▶ **Input**
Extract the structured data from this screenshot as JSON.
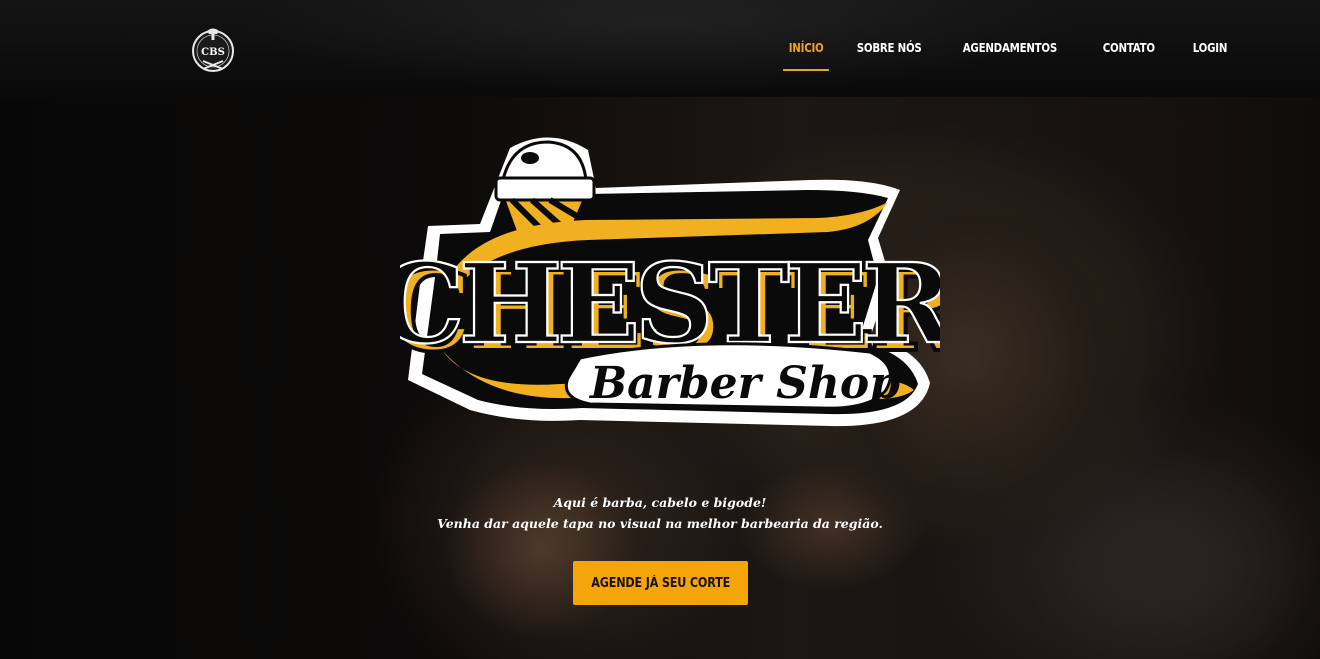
{
  "nav": {
    "logo_text": "CBS",
    "items": [
      {
        "label": "INÍCIO",
        "active": true
      },
      {
        "label": "SOBRE NÓS",
        "active": false
      },
      {
        "label": "AGENDAMENTOS",
        "active": false
      },
      {
        "label": "CONTATO",
        "active": false
      },
      {
        "label": "LOGIN",
        "active": false
      }
    ]
  },
  "hero": {
    "logo_title": "CHESTER",
    "logo_subtitle": "Barber Shop",
    "tagline_line1": "Aqui é barba, cabelo e bigode!",
    "tagline_line2": "Venha dar aquele tapa no visual na melhor barbearia da região.",
    "cta_label": "AGENDE JÁ SEU CORTE"
  },
  "colors": {
    "accent": "#f5a50c",
    "nav_active": "#f0a21a",
    "background": "#0b0a09",
    "text": "#ffffff"
  }
}
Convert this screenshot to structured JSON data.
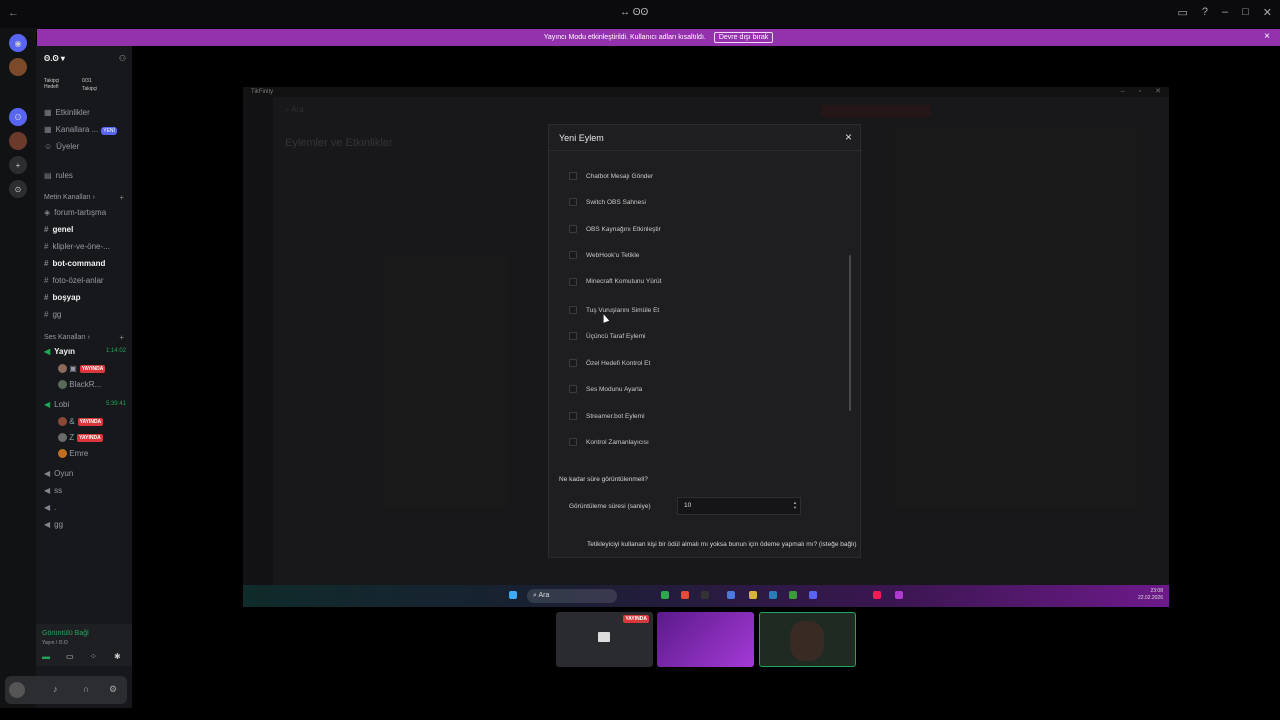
{
  "titlebar": {
    "back": "←",
    "center": "↔ ʘʘ"
  },
  "banner": {
    "text": "Yayıncı Modu etkinleştirildi. Kullanıcı adları kısaltıldı.",
    "button": "Devre dışı bırak",
    "close": "×"
  },
  "server": {
    "name": "ʘ.ʘ",
    "follow_label": "Takipçi Hedefi",
    "follow_count": "0/31",
    "follow_unit": "Takipçi",
    "items": [
      {
        "label": "Etkinlikler"
      },
      {
        "label": "Kanallara ...",
        "badge": "YENİ"
      },
      {
        "label": "Üyeler"
      }
    ],
    "rules": "rules",
    "text_section": "Metin Kanalları",
    "text_channels": [
      "forum-tartışma",
      "genel",
      "klipler-ve-öne-...",
      "bot-command",
      "foto-özel-anlar",
      "boşyap",
      "gg"
    ],
    "voice_section": "Ses Kanalları",
    "voice_channels": [
      {
        "name": "Yayın",
        "time": "1:14:02",
        "members": [
          "",
          "BlackR..."
        ]
      },
      {
        "name": "Lobi",
        "time": "5:39:41",
        "members": [
          "&",
          "Z",
          "Emre"
        ]
      },
      {
        "name": "Oyun"
      },
      {
        "name": "ss"
      },
      {
        "name": "."
      },
      {
        "name": "gg"
      }
    ],
    "live_badge": "YAYINDA"
  },
  "voice_panel": {
    "title": "Görüntülü Bağl",
    "sub": "Yayın / ʘ.ʘ"
  },
  "tikfinity": {
    "title": "TikFinity",
    "heading": "Eylemler ve Etkinlikler",
    "search": "Ara",
    "taskbar_search": "Ara",
    "clock_time": "23:08",
    "clock_date": "22.02.2026"
  },
  "modal": {
    "title": "Yeni Eylem",
    "close": "×",
    "options": [
      "Chatbot Mesajı Gönder",
      "Switch OBS Sahnesi",
      "OBS Kaynağını Etkinleştir",
      "WebHook'u Tetikle",
      "Minecraft Komutunu Yürüt",
      "Tuş Vuruşlarını Simüle Et",
      "Üçüncü Taraf Eylemi",
      "Özel Hedefi Kontrol Et",
      "Ses Modunu Ayarla",
      "Streamer.bot Eylemi",
      "Kontrol Zamanlayıcısı"
    ],
    "duration_question": "Ne kadar süre görüntülenmeli?",
    "duration_label": "Görüntüleme süresi (saniye)",
    "duration_value": "10",
    "payment_question": "Tetikleyiciyi kullanan kişi bir ödül almalı mı yoksa bunun için ödeme yapmalı mı? (isteğe bağlı)"
  },
  "thumbnails": {
    "live_badge": "YAYINDA"
  }
}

▶ **Work instructions**
Your task is to copy the entries in full and exactly, without any images.

▶ **Final result**
Extract the structured data from this screenshot as JSON.
{
  "nav": {
    "logo_text": "CBS",
    "items": [
      {
        "label": "INÍCIO",
        "active": true
      },
      {
        "label": "SOBRE NÓS",
        "active": false
      },
      {
        "label": "AGENDAMENTOS",
        "active": false
      },
      {
        "label": "CONTATO",
        "active": false
      },
      {
        "label": "LOGIN",
        "active": false
      }
    ]
  },
  "hero": {
    "logo_title": "CHESTER",
    "logo_subtitle": "Barber Shop",
    "tagline_line1": "Aqui é barba, cabelo e bigode!",
    "tagline_line2": "Venha dar aquele tapa no visual na melhor barbearia da região.",
    "cta_label": "AGENDE JÁ SEU CORTE"
  },
  "colors": {
    "accent": "#f5a50c",
    "nav_active": "#f0a21a",
    "background": "#0b0a09",
    "text": "#ffffff"
  }
}
Convert this screenshot to structured JSON data.
{
  "titlebar": {
    "back": "←",
    "center": "↔ ʘʘ"
  },
  "banner": {
    "text": "Yayıncı Modu etkinleştirildi. Kullanıcı adları kısaltıldı.",
    "button": "Devre dışı bırak",
    "close": "×"
  },
  "server": {
    "name": "ʘ.ʘ",
    "follow_label": "Takipçi Hedefi",
    "follow_count": "0/31",
    "follow_unit": "Takipçi",
    "items": [
      {
        "label": "Etkinlikler"
      },
      {
        "label": "Kanallara ...",
        "badge": "YENİ"
      },
      {
        "label": "Üyeler"
      }
    ],
    "rules": "rules",
    "text_section": "Metin Kanalları",
    "text_channels": [
      "forum-tartışma",
      "genel",
      "klipler-ve-öne-...",
      "bot-command",
      "foto-özel-anlar",
      "boşyap",
      "gg"
    ],
    "voice_section": "Ses Kanalları",
    "voice_channels": [
      {
        "name": "Yayın",
        "time": "1:14:02",
        "members": [
          "",
          "BlackR..."
        ]
      },
      {
        "name": "Lobi",
        "time": "5:39:41",
        "members": [
          "&",
          "Z",
          "Emre"
        ]
      },
      {
        "name": "Oyun"
      },
      {
        "name": "ss"
      },
      {
        "name": "."
      },
      {
        "name": "gg"
      }
    ],
    "live_badge": "YAYINDA"
  },
  "voice_panel": {
    "title": "Görüntülü Bağl",
    "sub": "Yayın / ʘ.ʘ"
  },
  "tikfinity": {
    "title": "TikFinity",
    "heading": "Eylemler ve Etkinlikler",
    "search": "Ara",
    "taskbar_search": "Ara",
    "clock_time": "23:08",
    "clock_date": "22.02.2026"
  },
  "modal": {
    "title": "Yeni Eylem",
    "close": "×",
    "options": [
      "Chatbot Mesajı Gönder",
      "Switch OBS Sahnesi",
      "OBS Kaynağını Etkinleştir",
      "WebHook'u Tetikle",
      "Minecraft Komutunu Yürüt",
      "Tuş Vuruşlarını Simüle Et",
      "Üçüncü Taraf Eylemi",
      "Özel Hedefi Kontrol Et",
      "Ses Modunu Ayarla",
      "Streamer.bot Eylemi",
      "Kontrol Zamanlayıcısı"
    ],
    "duration_question": "Ne kadar süre görüntülenmeli?",
    "duration_label": "Görüntüleme süresi (saniye)",
    "duration_value": "10",
    "payment_question": "Tetikleyiciyi kullanan kişi bir ödül almalı mı yoksa bunun için ödeme yapmalı mı? (isteğe bağlı)"
  },
  "thumbnails": {
    "live_badge": "YAYINDA"
  }
}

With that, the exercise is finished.